■ **Goal of the exercise**: Output only the lines that run from the line holding "Extract all the data from this chart as JSON." to the end of the entries, both ends included, and skip the pictures.

■ **Data shown**:
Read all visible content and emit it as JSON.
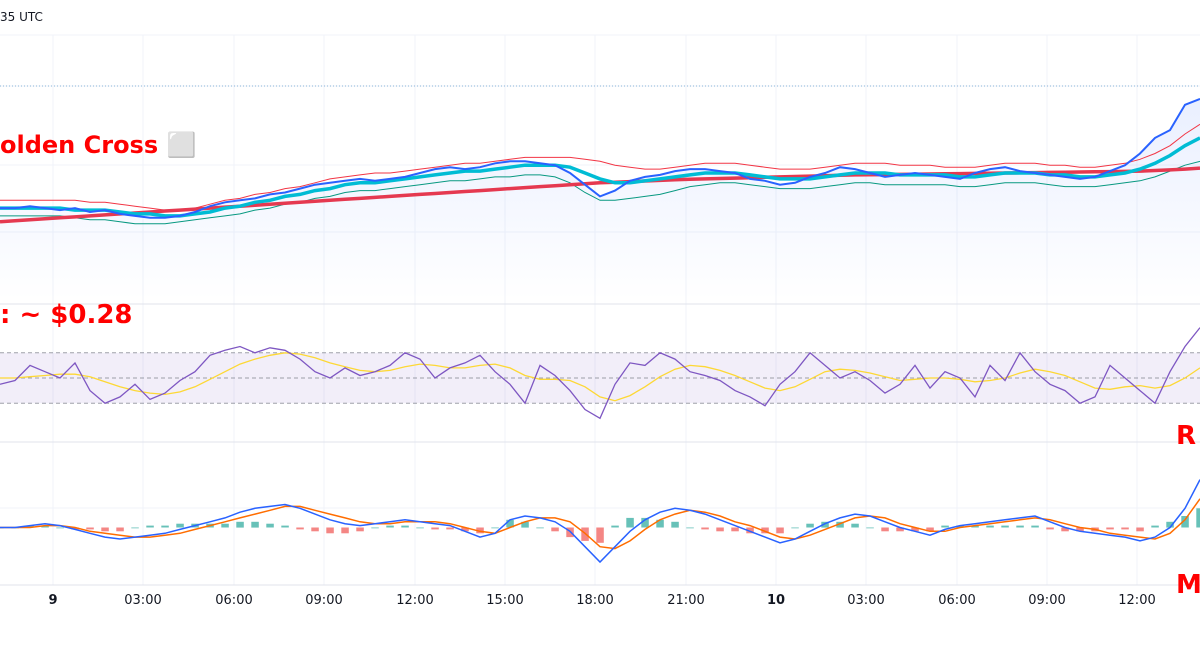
{
  "header": {
    "timestamp": "35 UTC"
  },
  "annotations": {
    "golden_cross": "olden Cross ⬜",
    "target": ": ~ $0.28",
    "rsi_label": "R",
    "macd_label": "M"
  },
  "colors": {
    "price": "#2962ff",
    "ma_fast": "#00bcd4",
    "ma_slow": "#e53950",
    "band_upper": "#f23645",
    "band_lower": "#089981",
    "rsi": "#7e57c2",
    "rsi_ma": "#fdd835",
    "macd": "#2962ff",
    "signal": "#ff6d00",
    "hist_pos": "#26a69a",
    "hist_neg": "#ef5350",
    "annotation": "#ff0000"
  },
  "chart_data": [
    {
      "type": "line",
      "panel": "price",
      "title": "",
      "x_ticks": [
        {
          "label": "9",
          "bold": true
        },
        {
          "label": "03:00"
        },
        {
          "label": "06:00"
        },
        {
          "label": "09:00"
        },
        {
          "label": "12:00"
        },
        {
          "label": "15:00"
        },
        {
          "label": "18:00"
        },
        {
          "label": "21:00"
        },
        {
          "label": "10",
          "bold": true
        },
        {
          "label": "03:00"
        },
        {
          "label": "06:00"
        },
        {
          "label": "09:00"
        },
        {
          "label": "12:00"
        }
      ],
      "x": [
        0,
        1,
        2,
        3,
        4,
        5,
        6,
        7,
        8,
        9,
        10,
        11,
        12,
        13,
        14,
        15,
        16,
        17,
        18,
        19,
        20,
        21,
        22,
        23,
        24,
        25,
        26,
        27,
        28,
        29,
        30,
        31,
        32,
        33,
        34,
        35,
        36,
        37,
        38,
        39,
        40,
        41,
        42,
        43,
        44,
        45,
        46,
        47,
        48,
        49,
        50,
        51,
        52,
        53,
        54,
        55,
        56,
        57,
        58,
        59,
        60,
        61,
        62,
        63,
        64,
        65,
        66,
        67,
        68,
        69,
        70,
        71,
        72,
        73,
        74,
        75,
        76,
        77,
        78,
        79,
        80
      ],
      "ylim": [
        0,
        100
      ],
      "series": [
        {
          "key": "price",
          "values": [
            42,
            42,
            43,
            42,
            41,
            42,
            40,
            41,
            39,
            38,
            37,
            37,
            38,
            40,
            43,
            45,
            46,
            47,
            49,
            50,
            52,
            54,
            55,
            56,
            57,
            56,
            57,
            58,
            60,
            62,
            63,
            62,
            63,
            65,
            66,
            66,
            65,
            64,
            60,
            54,
            48,
            51,
            56,
            58,
            59,
            61,
            62,
            62,
            61,
            60,
            57,
            56,
            54,
            55,
            58,
            60,
            63,
            62,
            60,
            58,
            59,
            60,
            59,
            58,
            57,
            60,
            62,
            63,
            61,
            60,
            59,
            58,
            57,
            58,
            61,
            64,
            70,
            78,
            82,
            95,
            98
          ]
        },
        {
          "key": "ma_fast",
          "values": [
            42,
            42,
            42,
            42,
            42,
            41,
            41,
            41,
            40,
            39,
            39,
            38,
            38,
            39,
            40,
            42,
            43,
            45,
            46,
            48,
            49,
            51,
            52,
            54,
            55,
            55,
            56,
            57,
            58,
            59,
            60,
            61,
            61,
            62,
            63,
            64,
            64,
            64,
            63,
            60,
            57,
            55,
            55,
            56,
            57,
            58,
            59,
            60,
            60,
            60,
            59,
            58,
            57,
            57,
            57,
            58,
            59,
            60,
            60,
            60,
            59,
            59,
            59,
            59,
            58,
            58,
            59,
            60,
            60,
            60,
            59,
            59,
            58,
            58,
            59,
            60,
            62,
            65,
            69,
            74,
            78
          ]
        },
        {
          "key": "ma_slow",
          "values": [
            35,
            35.5,
            36,
            36.5,
            37,
            37.5,
            38,
            38.5,
            39,
            39.5,
            40,
            40.5,
            41,
            41.5,
            42,
            42.5,
            43,
            43.5,
            44,
            44.5,
            45,
            45.5,
            46,
            46.5,
            47,
            47.5,
            48,
            48.5,
            49,
            49.5,
            50,
            50.5,
            51,
            51.5,
            52,
            52.5,
            53,
            53.5,
            54,
            54.5,
            55,
            55.3,
            55.6,
            55.9,
            56.2,
            56.5,
            56.8,
            57,
            57.2,
            57.4,
            57.6,
            57.8,
            58,
            58.2,
            58.4,
            58.6,
            58.8,
            59,
            59.1,
            59.2,
            59.3,
            59.4,
            59.5,
            59.6,
            59.7,
            59.8,
            59.9,
            60,
            60.1,
            60.2,
            60.3,
            60.4,
            60.5,
            60.6,
            60.7,
            60.8,
            61,
            61.3,
            61.6,
            62,
            62.5
          ]
        },
        {
          "key": "band_upper",
          "values": [
            46,
            46,
            46,
            46,
            46,
            46,
            45,
            45,
            44,
            43,
            42,
            41,
            41,
            42,
            44,
            46,
            47,
            49,
            50,
            52,
            53,
            55,
            57,
            58,
            59,
            60,
            60,
            61,
            62,
            63,
            64,
            65,
            65,
            66,
            67,
            68,
            68,
            68,
            68,
            67,
            66,
            64,
            63,
            62,
            62,
            63,
            64,
            65,
            65,
            65,
            64,
            63,
            62,
            62,
            62,
            63,
            64,
            65,
            65,
            65,
            64,
            64,
            64,
            63,
            63,
            63,
            64,
            65,
            65,
            65,
            64,
            64,
            63,
            63,
            64,
            65,
            67,
            70,
            74,
            80,
            85
          ]
        },
        {
          "key": "band_lower",
          "values": [
            38,
            38,
            38,
            38,
            38,
            37,
            36,
            36,
            35,
            34,
            34,
            34,
            35,
            36,
            37,
            38,
            39,
            41,
            42,
            44,
            45,
            47,
            48,
            50,
            51,
            51,
            52,
            53,
            54,
            55,
            56,
            56,
            57,
            58,
            58,
            59,
            59,
            58,
            55,
            50,
            46,
            46,
            47,
            48,
            49,
            51,
            53,
            54,
            55,
            55,
            54,
            53,
            52,
            52,
            52,
            53,
            54,
            55,
            55,
            54,
            54,
            54,
            54,
            54,
            53,
            53,
            54,
            55,
            55,
            55,
            54,
            53,
            53,
            53,
            54,
            55,
            56,
            58,
            61,
            64,
            66
          ]
        }
      ]
    },
    {
      "type": "line",
      "panel": "rsi",
      "title": "",
      "ylim": [
        0,
        100
      ],
      "bands": [
        30,
        50,
        70
      ],
      "x": [
        0,
        1,
        2,
        3,
        4,
        5,
        6,
        7,
        8,
        9,
        10,
        11,
        12,
        13,
        14,
        15,
        16,
        17,
        18,
        19,
        20,
        21,
        22,
        23,
        24,
        25,
        26,
        27,
        28,
        29,
        30,
        31,
        32,
        33,
        34,
        35,
        36,
        37,
        38,
        39,
        40,
        41,
        42,
        43,
        44,
        45,
        46,
        47,
        48,
        49,
        50,
        51,
        52,
        53,
        54,
        55,
        56,
        57,
        58,
        59,
        60,
        61,
        62,
        63,
        64,
        65,
        66,
        67,
        68,
        69,
        70,
        71,
        72,
        73,
        74,
        75,
        76,
        77,
        78,
        79,
        80
      ],
      "series": [
        {
          "key": "rsi",
          "values": [
            45,
            48,
            60,
            55,
            50,
            62,
            40,
            30,
            35,
            45,
            33,
            38,
            48,
            55,
            68,
            72,
            75,
            70,
            74,
            72,
            65,
            55,
            50,
            58,
            52,
            55,
            60,
            70,
            65,
            50,
            58,
            62,
            68,
            55,
            45,
            30,
            60,
            52,
            40,
            25,
            18,
            45,
            62,
            60,
            70,
            65,
            55,
            52,
            48,
            40,
            35,
            28,
            45,
            55,
            70,
            60,
            50,
            55,
            48,
            38,
            45,
            60,
            42,
            55,
            50,
            35,
            60,
            48,
            70,
            55,
            45,
            40,
            30,
            35,
            60,
            50,
            40,
            30,
            55,
            75,
            90
          ]
        },
        {
          "key": "rsi_ma",
          "values": [
            50,
            50,
            51,
            52,
            53,
            53,
            51,
            47,
            43,
            40,
            38,
            37,
            39,
            43,
            49,
            55,
            61,
            65,
            68,
            70,
            69,
            66,
            62,
            59,
            56,
            55,
            56,
            59,
            61,
            60,
            58,
            58,
            60,
            61,
            58,
            52,
            49,
            49,
            48,
            43,
            35,
            32,
            36,
            43,
            51,
            57,
            60,
            59,
            56,
            52,
            47,
            42,
            40,
            43,
            49,
            55,
            57,
            56,
            54,
            51,
            48,
            49,
            50,
            50,
            49,
            47,
            48,
            50,
            54,
            57,
            55,
            52,
            47,
            42,
            41,
            43,
            44,
            42,
            44,
            50,
            58
          ]
        }
      ]
    },
    {
      "type": "line",
      "panel": "macd",
      "title": "",
      "ylim": [
        -30,
        30
      ],
      "x": [
        0,
        1,
        2,
        3,
        4,
        5,
        6,
        7,
        8,
        9,
        10,
        11,
        12,
        13,
        14,
        15,
        16,
        17,
        18,
        19,
        20,
        21,
        22,
        23,
        24,
        25,
        26,
        27,
        28,
        29,
        30,
        31,
        32,
        33,
        34,
        35,
        36,
        37,
        38,
        39,
        40,
        41,
        42,
        43,
        44,
        45,
        46,
        47,
        48,
        49,
        50,
        51,
        52,
        53,
        54,
        55,
        56,
        57,
        58,
        59,
        60,
        61,
        62,
        63,
        64,
        65,
        66,
        67,
        68,
        69,
        70,
        71,
        72,
        73,
        74,
        75,
        76,
        77,
        78,
        79,
        80
      ],
      "series": [
        {
          "key": "macd",
          "values": [
            0,
            0,
            1,
            2,
            1,
            -1,
            -3,
            -5,
            -6,
            -5,
            -4,
            -3,
            -1,
            1,
            3,
            5,
            8,
            10,
            11,
            12,
            10,
            7,
            4,
            2,
            1,
            2,
            3,
            4,
            3,
            2,
            1,
            -2,
            -5,
            -3,
            4,
            6,
            5,
            3,
            -2,
            -10,
            -18,
            -10,
            -2,
            4,
            8,
            10,
            9,
            7,
            4,
            1,
            -2,
            -5,
            -8,
            -6,
            -2,
            2,
            5,
            7,
            6,
            3,
            0,
            -2,
            -4,
            -1,
            1,
            2,
            3,
            4,
            5,
            6,
            3,
            0,
            -2,
            -3,
            -4,
            -5,
            -7,
            -5,
            0,
            10,
            25
          ]
        },
        {
          "key": "signal",
          "values": [
            0,
            0,
            0,
            1,
            1,
            0,
            -2,
            -3,
            -4,
            -5,
            -5,
            -4,
            -3,
            -1,
            1,
            3,
            5,
            7,
            9,
            11,
            11,
            9,
            7,
            5,
            3,
            2,
            2,
            3,
            3,
            3,
            2,
            0,
            -2,
            -3,
            0,
            3,
            5,
            5,
            3,
            -3,
            -10,
            -11,
            -7,
            -1,
            4,
            7,
            9,
            8,
            6,
            3,
            1,
            -2,
            -5,
            -6,
            -4,
            -1,
            2,
            5,
            6,
            5,
            2,
            0,
            -2,
            -2,
            0,
            1,
            2,
            3,
            4,
            5,
            4,
            2,
            0,
            -1,
            -3,
            -4,
            -5,
            -6,
            -3,
            4,
            15
          ]
        }
      ]
    }
  ]
}
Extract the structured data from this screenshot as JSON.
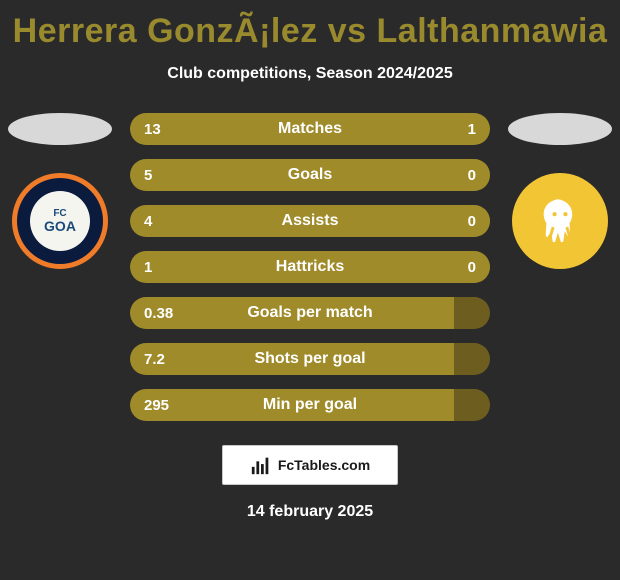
{
  "title": {
    "player1": "Herrera GonzÃ¡lez",
    "vs": "vs",
    "player2": "Lalthanmawia",
    "color": "#9a8a2e"
  },
  "subtitle": "Club competitions, Season 2024/2025",
  "clubs": {
    "left": {
      "name": "FC Goa",
      "fc": "FC",
      "goa": "GOA"
    },
    "right": {
      "name": "Kerala Blasters"
    }
  },
  "colors": {
    "bar_primary": "#a08b2a",
    "bar_secondary": "#6d5e1f",
    "text": "#ffffff"
  },
  "stats": [
    {
      "label": "Matches",
      "left_val": "13",
      "right_val": "1",
      "left_pct": 93,
      "right_pct": 7
    },
    {
      "label": "Goals",
      "left_val": "5",
      "right_val": "0",
      "left_pct": 100,
      "right_pct": 0
    },
    {
      "label": "Assists",
      "left_val": "4",
      "right_val": "0",
      "left_pct": 100,
      "right_pct": 0
    },
    {
      "label": "Hattricks",
      "left_val": "1",
      "right_val": "0",
      "left_pct": 100,
      "right_pct": 0
    },
    {
      "label": "Goals per match",
      "left_val": "0.38",
      "right_val": "",
      "left_pct": 90,
      "right_pct": 0
    },
    {
      "label": "Shots per goal",
      "left_val": "7.2",
      "right_val": "",
      "left_pct": 90,
      "right_pct": 0
    },
    {
      "label": "Min per goal",
      "left_val": "295",
      "right_val": "",
      "left_pct": 90,
      "right_pct": 0
    }
  ],
  "brand": "FcTables.com",
  "date": "14 february 2025"
}
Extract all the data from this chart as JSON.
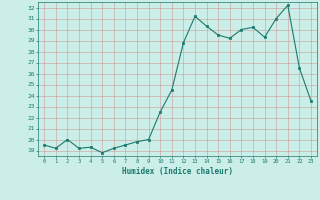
{
  "x": [
    0,
    1,
    2,
    3,
    4,
    5,
    6,
    7,
    8,
    9,
    10,
    11,
    12,
    13,
    14,
    15,
    16,
    17,
    18,
    19,
    20,
    21,
    22,
    23
  ],
  "y": [
    19.5,
    19.2,
    20.0,
    19.2,
    19.3,
    18.8,
    19.2,
    19.5,
    19.8,
    20.0,
    22.5,
    24.5,
    28.8,
    31.2,
    30.3,
    29.5,
    29.2,
    30.0,
    30.2,
    29.3,
    31.0,
    32.2,
    26.5,
    23.5
  ],
  "xlabel": "Humidex (Indice chaleur)",
  "xlim": [
    -0.5,
    23.5
  ],
  "ylim": [
    18.5,
    32.5
  ],
  "yticks": [
    19,
    20,
    21,
    22,
    23,
    24,
    25,
    26,
    27,
    28,
    29,
    30,
    31,
    32
  ],
  "xticks": [
    0,
    1,
    2,
    3,
    4,
    5,
    6,
    7,
    8,
    9,
    10,
    11,
    12,
    13,
    14,
    15,
    16,
    17,
    18,
    19,
    20,
    21,
    22,
    23
  ],
  "line_color": "#1a7a6e",
  "marker_color": "#1a7a6e",
  "bg_color": "#cceee8",
  "grid_color": "#b0b0b0",
  "axis_label_color": "#1a7a6e",
  "tick_label_color": "#1a7a6e"
}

■ **Expected answer**:
Extract all the data from this chart as JSON.
{
  "x": [
    0,
    1,
    2,
    3,
    4,
    5,
    6,
    7,
    8,
    9,
    10,
    11,
    12,
    13,
    14,
    15,
    16,
    17,
    18,
    19,
    20,
    21,
    22,
    23
  ],
  "y": [
    19.5,
    19.2,
    20.0,
    19.2,
    19.3,
    18.8,
    19.2,
    19.5,
    19.8,
    20.0,
    22.5,
    24.5,
    28.8,
    31.2,
    30.3,
    29.5,
    29.2,
    30.0,
    30.2,
    29.3,
    31.0,
    32.2,
    26.5,
    23.5
  ],
  "xlabel": "Humidex (Indice chaleur)",
  "xlim": [
    -0.5,
    23.5
  ],
  "ylim": [
    18.5,
    32.5
  ],
  "yticks": [
    19,
    20,
    21,
    22,
    23,
    24,
    25,
    26,
    27,
    28,
    29,
    30,
    31,
    32
  ],
  "xticks": [
    0,
    1,
    2,
    3,
    4,
    5,
    6,
    7,
    8,
    9,
    10,
    11,
    12,
    13,
    14,
    15,
    16,
    17,
    18,
    19,
    20,
    21,
    22,
    23
  ],
  "line_color": "#1a7a6e",
  "marker_color": "#1a7a6e",
  "bg_color": "#cceee8",
  "grid_color": "#b0b0b0",
  "axis_label_color": "#1a7a6e",
  "tick_label_color": "#1a7a6e"
}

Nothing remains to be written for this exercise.